> Directions: Search the material below for the string "name" and extract each line that has it.

> Data for this task:
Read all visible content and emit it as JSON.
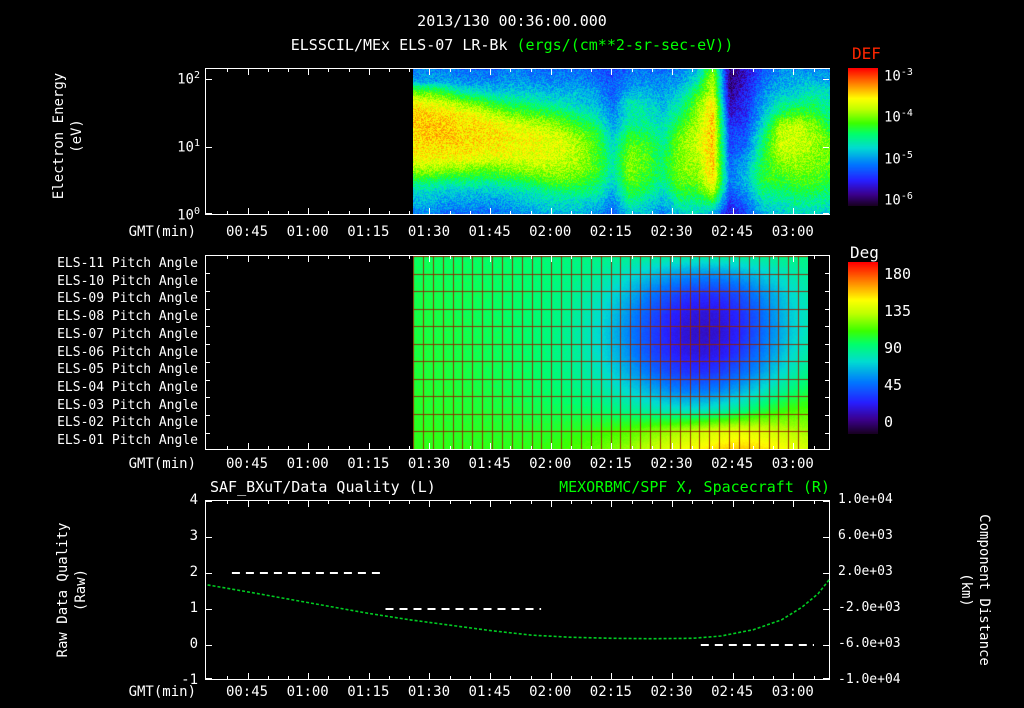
{
  "header": {
    "datetime_title": "2013/130 00:36:00.000",
    "instrument_title": "ELSSCIL/MEx ELS-07 LR-Bk",
    "units_title": "(ergs/(cm**2-sr-sec-eV))"
  },
  "time_axis": {
    "label": "GMT(min)",
    "start_min": 34.6,
    "end_min": 189.2,
    "minor_tick_step_min": 5,
    "major_ticks": [
      {
        "min": 45,
        "label": "00:45"
      },
      {
        "min": 60,
        "label": "01:00"
      },
      {
        "min": 75,
        "label": "01:15"
      },
      {
        "min": 90,
        "label": "01:30"
      },
      {
        "min": 105,
        "label": "01:45"
      },
      {
        "min": 120,
        "label": "02:00"
      },
      {
        "min": 135,
        "label": "02:15"
      },
      {
        "min": 150,
        "label": "02:30"
      },
      {
        "min": 165,
        "label": "02:45"
      },
      {
        "min": 180,
        "label": "03:00"
      }
    ]
  },
  "chart_data": [
    {
      "id": "energy_spectrogram",
      "type": "heatmap",
      "title": "ELSSCIL/MEx ELS-07 LR-Bk",
      "units": "(ergs/(cm**2-sr-sec-eV))",
      "xlabel": "GMT(min)",
      "ylabel_line1": "Electron Energy",
      "ylabel_line2": "(eV)",
      "y_scale": "log",
      "tick_base": "10",
      "y_tick_exps": [
        2,
        1,
        0
      ],
      "y_range_exp": [
        0,
        2.16
      ],
      "colorbar": {
        "title": "DEF",
        "title_color": "#ff2600",
        "tick_exps": [
          -3,
          -4,
          -5,
          -6
        ],
        "range_log10": [
          -6.5,
          -3
        ]
      },
      "data_t_range_min": [
        86,
        189.2
      ],
      "values_log10_def": [
        [
          -5.4,
          -5.4,
          -5.4,
          -5.5,
          -5.5,
          -5.5,
          -5.4,
          -5.5,
          -5.5,
          -5.5,
          -5.5,
          -5.6,
          -5.7,
          -5.5,
          -5.5,
          -5.5,
          -5.4,
          -5.2,
          -4.3,
          -6.3,
          -6.0,
          -5.6,
          -5.4,
          -5.3,
          -5.4,
          -5.4
        ],
        [
          -5.3,
          -5.3,
          -5.3,
          -5.4,
          -5.4,
          -5.4,
          -5.3,
          -5.4,
          -5.4,
          -5.4,
          -5.4,
          -5.5,
          -5.6,
          -5.4,
          -5.4,
          -5.4,
          -5.3,
          -5.0,
          -4.0,
          -6.3,
          -6.0,
          -5.5,
          -5.3,
          -5.2,
          -5.2,
          -5.3
        ],
        [
          -4.3,
          -4.4,
          -4.6,
          -4.9,
          -5.0,
          -5.1,
          -5.1,
          -5.1,
          -5.2,
          -5.2,
          -5.2,
          -5.3,
          -5.6,
          -5.2,
          -5.2,
          -5.3,
          -5.1,
          -4.6,
          -4.0,
          -6.2,
          -5.9,
          -5.4,
          -5.2,
          -5.1,
          -4.9,
          -5.0
        ],
        [
          -3.8,
          -3.9,
          -4.0,
          -4.2,
          -4.4,
          -4.6,
          -4.7,
          -4.8,
          -4.9,
          -5.0,
          -5.1,
          -5.2,
          -5.5,
          -4.9,
          -5.0,
          -5.2,
          -4.9,
          -4.3,
          -3.7,
          -6.1,
          -5.8,
          -5.3,
          -4.9,
          -4.8,
          -4.7,
          -4.9
        ],
        [
          -3.6,
          -3.7,
          -3.7,
          -3.8,
          -3.9,
          -4.1,
          -4.3,
          -4.4,
          -4.5,
          -4.6,
          -4.8,
          -5.0,
          -5.4,
          -4.9,
          -4.9,
          -5.1,
          -4.7,
          -4.2,
          -3.6,
          -6.0,
          -5.8,
          -5.2,
          -4.6,
          -4.4,
          -4.5,
          -4.8
        ],
        [
          -3.6,
          -3.6,
          -3.6,
          -3.7,
          -3.7,
          -3.8,
          -3.9,
          -4.0,
          -4.1,
          -4.3,
          -4.5,
          -4.7,
          -5.3,
          -4.8,
          -4.8,
          -5.0,
          -4.5,
          -4.1,
          -3.6,
          -5.8,
          -5.7,
          -5.0,
          -4.1,
          -4.0,
          -4.2,
          -4.6
        ],
        [
          -3.7,
          -3.6,
          -3.6,
          -3.7,
          -3.7,
          -3.7,
          -3.8,
          -3.8,
          -3.9,
          -4.0,
          -4.2,
          -4.5,
          -5.1,
          -4.5,
          -4.6,
          -4.9,
          -4.3,
          -4.0,
          -3.6,
          -5.7,
          -5.6,
          -4.8,
          -4.0,
          -4.0,
          -4.1,
          -4.4
        ],
        [
          -3.7,
          -3.7,
          -3.7,
          -3.7,
          -3.7,
          -3.8,
          -3.8,
          -3.8,
          -3.9,
          -3.9,
          -4.1,
          -4.4,
          -5.0,
          -4.3,
          -4.4,
          -4.8,
          -4.2,
          -4.0,
          -3.6,
          -5.7,
          -5.5,
          -4.7,
          -4.0,
          -4.0,
          -4.1,
          -4.3
        ],
        [
          -3.8,
          -3.8,
          -3.8,
          -3.8,
          -3.9,
          -3.9,
          -3.9,
          -3.9,
          -3.9,
          -4.0,
          -4.1,
          -4.4,
          -4.9,
          -4.2,
          -4.4,
          -4.7,
          -4.2,
          -4.1,
          -3.6,
          -5.6,
          -5.3,
          -4.6,
          -4.1,
          -4.1,
          -4.2,
          -4.3
        ],
        [
          -4.1,
          -4.1,
          -4.2,
          -4.2,
          -4.3,
          -4.3,
          -4.2,
          -4.1,
          -4.1,
          -4.1,
          -4.2,
          -4.4,
          -4.9,
          -4.2,
          -4.4,
          -4.7,
          -4.2,
          -4.2,
          -3.6,
          -5.5,
          -5.2,
          -4.5,
          -4.3,
          -4.2,
          -4.3,
          -4.4
        ],
        [
          -4.6,
          -4.6,
          -4.7,
          -4.7,
          -4.7,
          -4.7,
          -4.6,
          -4.5,
          -4.4,
          -4.3,
          -4.4,
          -4.6,
          -5.0,
          -4.3,
          -4.5,
          -4.8,
          -4.3,
          -4.3,
          -3.7,
          -5.5,
          -5.2,
          -4.5,
          -4.5,
          -4.4,
          -4.4,
          -4.5
        ],
        [
          -5.0,
          -5.0,
          -5.1,
          -5.1,
          -5.1,
          -5.1,
          -5.0,
          -4.9,
          -4.8,
          -4.7,
          -4.7,
          -4.8,
          -5.2,
          -4.5,
          -4.7,
          -5.0,
          -4.5,
          -4.5,
          -4.0,
          -5.6,
          -5.3,
          -4.7,
          -4.7,
          -4.6,
          -4.6,
          -4.7
        ],
        [
          -5.2,
          -5.2,
          -5.3,
          -5.3,
          -5.3,
          -5.3,
          -5.2,
          -5.1,
          -5.0,
          -5.0,
          -5.0,
          -5.1,
          -5.4,
          -4.8,
          -5.0,
          -5.2,
          -4.8,
          -4.8,
          -4.6,
          -5.8,
          -5.5,
          -5.0,
          -4.9,
          -4.8,
          -4.8,
          -4.9
        ],
        [
          -5.4,
          -5.4,
          -5.5,
          -5.5,
          -5.5,
          -5.5,
          -5.4,
          -5.3,
          -5.2,
          -5.2,
          -5.2,
          -5.3,
          -5.6,
          -5.1,
          -5.2,
          -5.4,
          -5.1,
          -5.0,
          -5.2,
          -6.0,
          -5.7,
          -5.2,
          -5.1,
          -5.0,
          -5.0,
          -5.1
        ]
      ]
    },
    {
      "id": "pitch_angle_heatmap",
      "type": "heatmap",
      "unit": "Deg",
      "xlabel": "GMT(min)",
      "rows": [
        "ELS-11 Pitch Angle",
        "ELS-10 Pitch Angle",
        "ELS-09 Pitch Angle",
        "ELS-08 Pitch Angle",
        "ELS-07 Pitch Angle",
        "ELS-06 Pitch Angle",
        "ELS-05 Pitch Angle",
        "ELS-04 Pitch Angle",
        "ELS-03 Pitch Angle",
        "ELS-02 Pitch Angle",
        "ELS-01 Pitch Angle"
      ],
      "colorbar": {
        "title": "Deg",
        "ticks": [
          "180",
          "135",
          "90",
          "45",
          "0"
        ],
        "range": [
          0,
          180
        ]
      },
      "data_t_range_min": [
        86,
        183.7
      ],
      "values_deg": [
        [
          96,
          96,
          95,
          95,
          95,
          94,
          94,
          93,
          92,
          91,
          90,
          89,
          88,
          87,
          86,
          85,
          84,
          84,
          85,
          86,
          87,
          88,
          89,
          90
        ],
        [
          97,
          97,
          96,
          96,
          95,
          95,
          94,
          93,
          92,
          90,
          88,
          85,
          80,
          74,
          68,
          62,
          58,
          57,
          58,
          62,
          68,
          75,
          81,
          85
        ],
        [
          98,
          98,
          97,
          97,
          96,
          95,
          94,
          93,
          91,
          89,
          85,
          80,
          72,
          62,
          52,
          44,
          38,
          36,
          38,
          44,
          54,
          65,
          75,
          82
        ],
        [
          99,
          99,
          98,
          97,
          96,
          95,
          94,
          93,
          91,
          88,
          83,
          76,
          66,
          54,
          43,
          34,
          28,
          26,
          28,
          35,
          46,
          60,
          72,
          80
        ],
        [
          100,
          99,
          99,
          98,
          97,
          96,
          95,
          93,
          91,
          87,
          82,
          74,
          63,
          51,
          40,
          31,
          25,
          23,
          26,
          33,
          45,
          59,
          71,
          80
        ],
        [
          100,
          100,
          99,
          98,
          97,
          96,
          95,
          94,
          91,
          88,
          83,
          75,
          65,
          53,
          42,
          34,
          28,
          27,
          30,
          38,
          50,
          63,
          75,
          83
        ],
        [
          101,
          100,
          100,
          99,
          98,
          97,
          96,
          95,
          92,
          89,
          85,
          79,
          70,
          60,
          50,
          42,
          37,
          36,
          40,
          48,
          58,
          70,
          80,
          88
        ],
        [
          102,
          101,
          101,
          100,
          99,
          98,
          97,
          96,
          94,
          92,
          89,
          85,
          79,
          72,
          65,
          58,
          54,
          54,
          58,
          65,
          74,
          84,
          92,
          98
        ],
        [
          103,
          102,
          102,
          101,
          101,
          100,
          99,
          98,
          97,
          96,
          95,
          93,
          90,
          87,
          83,
          80,
          78,
          79,
          83,
          89,
          96,
          103,
          108,
          110
        ],
        [
          104,
          104,
          103,
          103,
          103,
          102,
          102,
          102,
          102,
          103,
          104,
          106,
          108,
          111,
          115,
          119,
          123,
          127,
          130,
          132,
          131,
          128,
          124,
          120
        ],
        [
          105,
          105,
          105,
          105,
          105,
          105,
          105,
          106,
          107,
          109,
          111,
          114,
          118,
          123,
          128,
          133,
          138,
          142,
          146,
          148,
          146,
          142,
          137,
          131
        ]
      ]
    },
    {
      "id": "quality_and_distance",
      "type": "line",
      "title_left": "SAF_BXuT/Data Quality (L)",
      "title_right": "MEXORBMC/SPF X, Spacecraft (R)",
      "xlabel": "GMT(min)",
      "left_axis": {
        "label_line1": "Raw Data Quality",
        "label_line2": "(Raw)",
        "ticks": [
          "4",
          "3",
          "2",
          "1",
          "0",
          "-1"
        ],
        "range": [
          -1,
          4
        ]
      },
      "right_axis": {
        "label_line1": "Component Distance",
        "label_line2": "(km)",
        "ticks": [
          "1.0e+04",
          "6.0e+03",
          "2.0e+03",
          "-2.0e+03",
          "-6.0e+03",
          "-1.0e+04"
        ],
        "range": [
          -10000,
          10000
        ]
      },
      "series": [
        {
          "name": "SAF_BXuT/Data Quality",
          "axis": "left",
          "style": "dashed",
          "color": "#ffffff",
          "segments": [
            {
              "t": [
                41,
                79
              ],
              "value": 2
            },
            {
              "t": [
                79,
                117.5
              ],
              "value": 1
            },
            {
              "t": [
                157,
                185
              ],
              "value": 0
            }
          ]
        },
        {
          "name": "MEXORBMC/SPF X, Spacecraft",
          "axis": "right",
          "style": "dotted",
          "color": "#00cc22",
          "points_min_km": [
            [
              35,
              680
            ],
            [
              45,
              -100
            ],
            [
              55,
              -900
            ],
            [
              65,
              -1700
            ],
            [
              75,
              -2500
            ],
            [
              85,
              -3200
            ],
            [
              95,
              -3800
            ],
            [
              105,
              -4400
            ],
            [
              115,
              -4900
            ],
            [
              125,
              -5150
            ],
            [
              135,
              -5250
            ],
            [
              145,
              -5300
            ],
            [
              155,
              -5250
            ],
            [
              162,
              -5000
            ],
            [
              170,
              -4300
            ],
            [
              177,
              -3200
            ],
            [
              182,
              -1800
            ],
            [
              186,
              -300
            ],
            [
              189,
              1400
            ]
          ]
        }
      ]
    }
  ]
}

> Answer below:
          "name": "SAF_BXuT/Data Quality",
          "name": "MEXORBMC/SPF X, Spacecraft",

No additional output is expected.